PROBLEM DETAILS: Scan the entries below and extract each line with the word "Mins" in it.

Records from a data collection
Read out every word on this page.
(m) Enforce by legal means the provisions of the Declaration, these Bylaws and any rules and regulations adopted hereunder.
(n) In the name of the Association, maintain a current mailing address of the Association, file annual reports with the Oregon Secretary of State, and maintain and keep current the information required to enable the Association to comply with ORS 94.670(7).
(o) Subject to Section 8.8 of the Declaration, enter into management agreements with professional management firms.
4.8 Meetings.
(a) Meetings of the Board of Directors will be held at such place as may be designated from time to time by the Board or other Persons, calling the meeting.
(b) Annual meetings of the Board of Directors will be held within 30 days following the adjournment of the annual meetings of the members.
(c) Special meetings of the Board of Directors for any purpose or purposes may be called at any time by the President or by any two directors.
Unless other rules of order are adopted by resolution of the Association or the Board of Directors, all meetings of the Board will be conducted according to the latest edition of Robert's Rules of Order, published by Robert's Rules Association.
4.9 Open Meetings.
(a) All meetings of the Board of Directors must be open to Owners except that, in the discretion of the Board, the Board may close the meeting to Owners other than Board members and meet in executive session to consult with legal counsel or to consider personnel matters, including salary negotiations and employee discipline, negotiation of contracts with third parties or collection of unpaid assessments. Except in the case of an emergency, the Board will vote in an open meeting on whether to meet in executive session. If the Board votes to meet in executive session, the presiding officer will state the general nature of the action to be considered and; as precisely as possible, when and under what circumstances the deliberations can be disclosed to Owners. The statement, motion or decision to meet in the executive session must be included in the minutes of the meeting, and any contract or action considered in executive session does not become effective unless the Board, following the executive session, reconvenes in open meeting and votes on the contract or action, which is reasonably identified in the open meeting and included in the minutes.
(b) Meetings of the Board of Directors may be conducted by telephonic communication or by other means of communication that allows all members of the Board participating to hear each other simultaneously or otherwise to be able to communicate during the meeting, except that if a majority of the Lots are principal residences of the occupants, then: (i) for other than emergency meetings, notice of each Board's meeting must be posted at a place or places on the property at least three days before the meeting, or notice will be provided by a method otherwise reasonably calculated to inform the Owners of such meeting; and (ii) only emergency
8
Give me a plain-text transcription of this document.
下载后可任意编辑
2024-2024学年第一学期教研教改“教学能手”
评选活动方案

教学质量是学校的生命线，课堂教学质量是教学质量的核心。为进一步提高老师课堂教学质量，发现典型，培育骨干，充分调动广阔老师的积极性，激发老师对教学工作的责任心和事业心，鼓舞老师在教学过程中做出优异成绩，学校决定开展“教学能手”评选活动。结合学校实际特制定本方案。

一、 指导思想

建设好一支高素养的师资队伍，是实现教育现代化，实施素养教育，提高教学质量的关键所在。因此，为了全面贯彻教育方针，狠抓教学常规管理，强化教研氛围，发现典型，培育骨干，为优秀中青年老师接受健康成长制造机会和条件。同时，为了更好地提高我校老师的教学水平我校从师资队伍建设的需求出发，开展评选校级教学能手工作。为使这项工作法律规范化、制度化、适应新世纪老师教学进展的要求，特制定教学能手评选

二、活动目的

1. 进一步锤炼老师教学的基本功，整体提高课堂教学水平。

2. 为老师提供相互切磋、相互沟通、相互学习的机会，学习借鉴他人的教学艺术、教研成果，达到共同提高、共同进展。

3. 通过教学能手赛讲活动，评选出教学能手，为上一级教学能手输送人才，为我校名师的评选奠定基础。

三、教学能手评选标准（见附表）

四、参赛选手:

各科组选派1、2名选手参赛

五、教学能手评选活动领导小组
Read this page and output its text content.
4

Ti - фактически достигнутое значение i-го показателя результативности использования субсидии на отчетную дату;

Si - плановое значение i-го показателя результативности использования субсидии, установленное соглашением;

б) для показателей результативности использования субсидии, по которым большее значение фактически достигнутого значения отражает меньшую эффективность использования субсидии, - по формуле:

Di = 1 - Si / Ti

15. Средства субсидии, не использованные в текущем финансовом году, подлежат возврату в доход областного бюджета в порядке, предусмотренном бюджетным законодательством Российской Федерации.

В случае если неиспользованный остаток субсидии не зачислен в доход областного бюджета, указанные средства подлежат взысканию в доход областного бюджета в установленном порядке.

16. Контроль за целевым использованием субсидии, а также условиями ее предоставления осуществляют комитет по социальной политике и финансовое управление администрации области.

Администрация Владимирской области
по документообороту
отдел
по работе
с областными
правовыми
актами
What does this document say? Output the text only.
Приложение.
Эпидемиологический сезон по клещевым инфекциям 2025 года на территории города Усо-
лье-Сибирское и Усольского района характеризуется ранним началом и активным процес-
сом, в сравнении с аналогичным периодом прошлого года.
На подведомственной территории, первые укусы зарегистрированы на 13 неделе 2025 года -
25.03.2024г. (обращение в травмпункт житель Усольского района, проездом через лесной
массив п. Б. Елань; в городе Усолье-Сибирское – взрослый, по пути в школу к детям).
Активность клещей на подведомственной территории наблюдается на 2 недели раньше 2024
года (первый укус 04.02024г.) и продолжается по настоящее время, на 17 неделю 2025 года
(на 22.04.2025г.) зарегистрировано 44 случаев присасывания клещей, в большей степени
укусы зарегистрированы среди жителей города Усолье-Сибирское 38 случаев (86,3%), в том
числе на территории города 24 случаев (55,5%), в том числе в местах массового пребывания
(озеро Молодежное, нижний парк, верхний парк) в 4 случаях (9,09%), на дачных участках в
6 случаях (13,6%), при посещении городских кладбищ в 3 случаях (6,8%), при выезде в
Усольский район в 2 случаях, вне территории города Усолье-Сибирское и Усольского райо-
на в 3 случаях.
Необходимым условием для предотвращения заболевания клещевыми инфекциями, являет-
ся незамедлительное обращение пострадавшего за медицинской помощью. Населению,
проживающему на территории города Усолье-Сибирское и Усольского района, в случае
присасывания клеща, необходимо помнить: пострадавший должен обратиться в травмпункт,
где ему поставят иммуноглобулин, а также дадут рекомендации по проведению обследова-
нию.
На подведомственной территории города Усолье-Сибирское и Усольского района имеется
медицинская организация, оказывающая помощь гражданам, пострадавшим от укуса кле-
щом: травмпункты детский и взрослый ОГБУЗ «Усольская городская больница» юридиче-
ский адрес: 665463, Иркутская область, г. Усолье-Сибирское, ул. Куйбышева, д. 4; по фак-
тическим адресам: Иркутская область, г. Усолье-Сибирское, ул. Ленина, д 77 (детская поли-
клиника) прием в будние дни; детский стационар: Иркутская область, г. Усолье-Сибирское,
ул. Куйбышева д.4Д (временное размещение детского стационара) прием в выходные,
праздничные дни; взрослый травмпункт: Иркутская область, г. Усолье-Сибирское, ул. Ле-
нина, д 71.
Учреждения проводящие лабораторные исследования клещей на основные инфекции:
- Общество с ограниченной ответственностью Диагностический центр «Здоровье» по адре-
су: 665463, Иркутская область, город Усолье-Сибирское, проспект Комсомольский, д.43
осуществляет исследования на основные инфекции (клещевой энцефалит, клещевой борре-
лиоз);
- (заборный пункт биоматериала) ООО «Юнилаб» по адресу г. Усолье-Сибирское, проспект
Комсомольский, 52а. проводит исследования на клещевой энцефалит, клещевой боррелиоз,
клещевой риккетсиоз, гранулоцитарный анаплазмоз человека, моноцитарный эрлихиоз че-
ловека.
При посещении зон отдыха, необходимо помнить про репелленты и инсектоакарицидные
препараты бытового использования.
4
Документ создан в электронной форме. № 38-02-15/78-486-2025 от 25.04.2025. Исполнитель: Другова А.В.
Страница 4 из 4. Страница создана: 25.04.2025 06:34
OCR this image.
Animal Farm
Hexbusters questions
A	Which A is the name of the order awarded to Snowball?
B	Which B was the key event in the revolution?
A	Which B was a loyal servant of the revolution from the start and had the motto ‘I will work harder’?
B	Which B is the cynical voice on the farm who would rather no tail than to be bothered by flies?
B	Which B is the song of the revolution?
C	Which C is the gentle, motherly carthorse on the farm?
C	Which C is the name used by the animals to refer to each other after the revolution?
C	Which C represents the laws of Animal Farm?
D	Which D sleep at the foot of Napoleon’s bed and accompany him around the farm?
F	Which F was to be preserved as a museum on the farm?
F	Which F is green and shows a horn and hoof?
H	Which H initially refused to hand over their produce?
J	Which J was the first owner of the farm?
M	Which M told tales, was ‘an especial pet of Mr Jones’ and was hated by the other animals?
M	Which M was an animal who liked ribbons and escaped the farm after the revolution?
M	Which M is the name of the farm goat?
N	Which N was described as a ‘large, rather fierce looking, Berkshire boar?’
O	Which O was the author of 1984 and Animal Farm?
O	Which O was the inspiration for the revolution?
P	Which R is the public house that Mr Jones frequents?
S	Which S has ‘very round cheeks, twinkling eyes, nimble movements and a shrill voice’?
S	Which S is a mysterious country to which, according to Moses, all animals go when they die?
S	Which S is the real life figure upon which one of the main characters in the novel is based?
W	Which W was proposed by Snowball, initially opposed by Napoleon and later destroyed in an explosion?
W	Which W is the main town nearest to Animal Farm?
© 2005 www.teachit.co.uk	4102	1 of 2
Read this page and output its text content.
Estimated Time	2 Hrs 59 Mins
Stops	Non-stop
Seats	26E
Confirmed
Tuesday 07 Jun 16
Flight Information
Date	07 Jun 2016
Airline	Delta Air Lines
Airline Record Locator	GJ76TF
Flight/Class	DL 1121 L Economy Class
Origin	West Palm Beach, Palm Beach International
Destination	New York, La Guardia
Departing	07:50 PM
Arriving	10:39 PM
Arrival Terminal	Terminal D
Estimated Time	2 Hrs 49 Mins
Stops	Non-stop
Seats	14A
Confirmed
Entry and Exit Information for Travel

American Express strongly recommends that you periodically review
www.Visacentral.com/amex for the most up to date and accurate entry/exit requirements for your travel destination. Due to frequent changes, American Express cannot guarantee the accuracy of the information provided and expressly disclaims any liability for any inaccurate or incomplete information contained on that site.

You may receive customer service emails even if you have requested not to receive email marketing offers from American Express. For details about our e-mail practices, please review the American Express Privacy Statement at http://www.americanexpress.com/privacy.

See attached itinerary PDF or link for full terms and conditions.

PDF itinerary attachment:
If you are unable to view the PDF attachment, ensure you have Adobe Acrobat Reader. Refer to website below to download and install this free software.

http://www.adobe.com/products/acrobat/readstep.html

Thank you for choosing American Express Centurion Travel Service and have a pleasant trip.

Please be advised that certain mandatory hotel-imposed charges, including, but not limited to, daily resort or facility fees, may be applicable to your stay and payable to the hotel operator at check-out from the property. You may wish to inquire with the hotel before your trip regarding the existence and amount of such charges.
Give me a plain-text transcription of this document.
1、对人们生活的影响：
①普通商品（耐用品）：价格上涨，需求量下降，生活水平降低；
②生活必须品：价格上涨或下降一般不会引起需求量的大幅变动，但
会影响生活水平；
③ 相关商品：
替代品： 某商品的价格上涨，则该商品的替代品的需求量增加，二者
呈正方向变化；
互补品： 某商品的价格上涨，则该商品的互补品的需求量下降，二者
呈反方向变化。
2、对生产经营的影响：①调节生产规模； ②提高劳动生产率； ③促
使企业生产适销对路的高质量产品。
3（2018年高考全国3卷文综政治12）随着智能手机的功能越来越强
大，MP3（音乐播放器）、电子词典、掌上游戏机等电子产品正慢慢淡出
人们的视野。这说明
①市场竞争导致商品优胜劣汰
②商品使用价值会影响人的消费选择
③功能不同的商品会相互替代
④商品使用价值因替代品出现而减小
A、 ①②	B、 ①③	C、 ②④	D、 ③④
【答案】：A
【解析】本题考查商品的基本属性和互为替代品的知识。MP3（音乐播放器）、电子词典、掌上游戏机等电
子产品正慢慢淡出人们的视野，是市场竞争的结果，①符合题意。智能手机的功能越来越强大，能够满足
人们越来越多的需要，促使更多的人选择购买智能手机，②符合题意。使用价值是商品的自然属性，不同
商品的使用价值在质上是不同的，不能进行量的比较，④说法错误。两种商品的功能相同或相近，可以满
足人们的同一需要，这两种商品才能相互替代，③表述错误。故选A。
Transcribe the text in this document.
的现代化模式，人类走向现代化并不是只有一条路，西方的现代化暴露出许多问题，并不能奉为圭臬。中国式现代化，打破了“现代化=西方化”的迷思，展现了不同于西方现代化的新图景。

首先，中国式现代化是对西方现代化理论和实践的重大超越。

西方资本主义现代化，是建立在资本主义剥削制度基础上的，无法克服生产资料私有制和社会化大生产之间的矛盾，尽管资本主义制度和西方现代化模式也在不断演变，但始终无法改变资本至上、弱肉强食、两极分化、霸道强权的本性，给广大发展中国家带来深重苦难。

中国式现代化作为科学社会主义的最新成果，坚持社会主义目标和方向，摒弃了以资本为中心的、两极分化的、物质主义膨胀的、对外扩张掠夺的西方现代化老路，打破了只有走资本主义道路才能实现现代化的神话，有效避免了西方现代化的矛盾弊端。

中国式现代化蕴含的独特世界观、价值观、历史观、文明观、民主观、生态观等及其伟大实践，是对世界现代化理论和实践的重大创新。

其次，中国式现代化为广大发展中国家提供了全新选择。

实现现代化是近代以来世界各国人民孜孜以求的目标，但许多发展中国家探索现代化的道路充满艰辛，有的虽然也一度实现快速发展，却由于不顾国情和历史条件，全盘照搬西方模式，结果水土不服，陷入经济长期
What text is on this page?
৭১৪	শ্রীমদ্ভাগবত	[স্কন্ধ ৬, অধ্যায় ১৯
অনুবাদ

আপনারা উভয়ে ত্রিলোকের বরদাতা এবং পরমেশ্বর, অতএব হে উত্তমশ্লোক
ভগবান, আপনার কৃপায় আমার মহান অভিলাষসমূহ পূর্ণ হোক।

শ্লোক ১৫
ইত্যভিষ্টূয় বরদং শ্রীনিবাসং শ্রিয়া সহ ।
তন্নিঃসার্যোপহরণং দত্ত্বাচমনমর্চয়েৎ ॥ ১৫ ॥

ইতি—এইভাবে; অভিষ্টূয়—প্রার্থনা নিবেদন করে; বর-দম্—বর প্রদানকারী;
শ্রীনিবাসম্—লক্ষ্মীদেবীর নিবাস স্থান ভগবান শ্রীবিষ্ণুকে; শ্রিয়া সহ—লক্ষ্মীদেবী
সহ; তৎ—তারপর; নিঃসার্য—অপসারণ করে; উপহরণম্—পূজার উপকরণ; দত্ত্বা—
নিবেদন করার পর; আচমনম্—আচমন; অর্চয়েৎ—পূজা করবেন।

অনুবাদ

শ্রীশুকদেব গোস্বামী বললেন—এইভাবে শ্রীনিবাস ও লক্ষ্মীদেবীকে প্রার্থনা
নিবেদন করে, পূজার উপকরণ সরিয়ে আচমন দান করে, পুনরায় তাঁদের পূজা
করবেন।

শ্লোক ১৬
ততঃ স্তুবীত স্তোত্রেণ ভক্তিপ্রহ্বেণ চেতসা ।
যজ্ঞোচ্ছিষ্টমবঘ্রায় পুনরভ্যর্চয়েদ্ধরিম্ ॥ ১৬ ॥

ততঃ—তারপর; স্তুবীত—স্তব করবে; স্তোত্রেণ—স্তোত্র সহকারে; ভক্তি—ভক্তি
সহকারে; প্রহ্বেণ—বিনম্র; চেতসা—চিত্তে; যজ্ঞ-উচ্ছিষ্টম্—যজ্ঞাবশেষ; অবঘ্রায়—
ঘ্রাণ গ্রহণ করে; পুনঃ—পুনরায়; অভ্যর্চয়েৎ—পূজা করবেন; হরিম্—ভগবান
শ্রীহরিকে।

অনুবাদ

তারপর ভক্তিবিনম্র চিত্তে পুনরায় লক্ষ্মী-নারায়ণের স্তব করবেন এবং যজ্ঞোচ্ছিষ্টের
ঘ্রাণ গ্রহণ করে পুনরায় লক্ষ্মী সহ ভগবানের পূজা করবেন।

REPLY:
Estimated Time	2 Hrs 59 Mins
Estimated Time	2 Hrs 49 Mins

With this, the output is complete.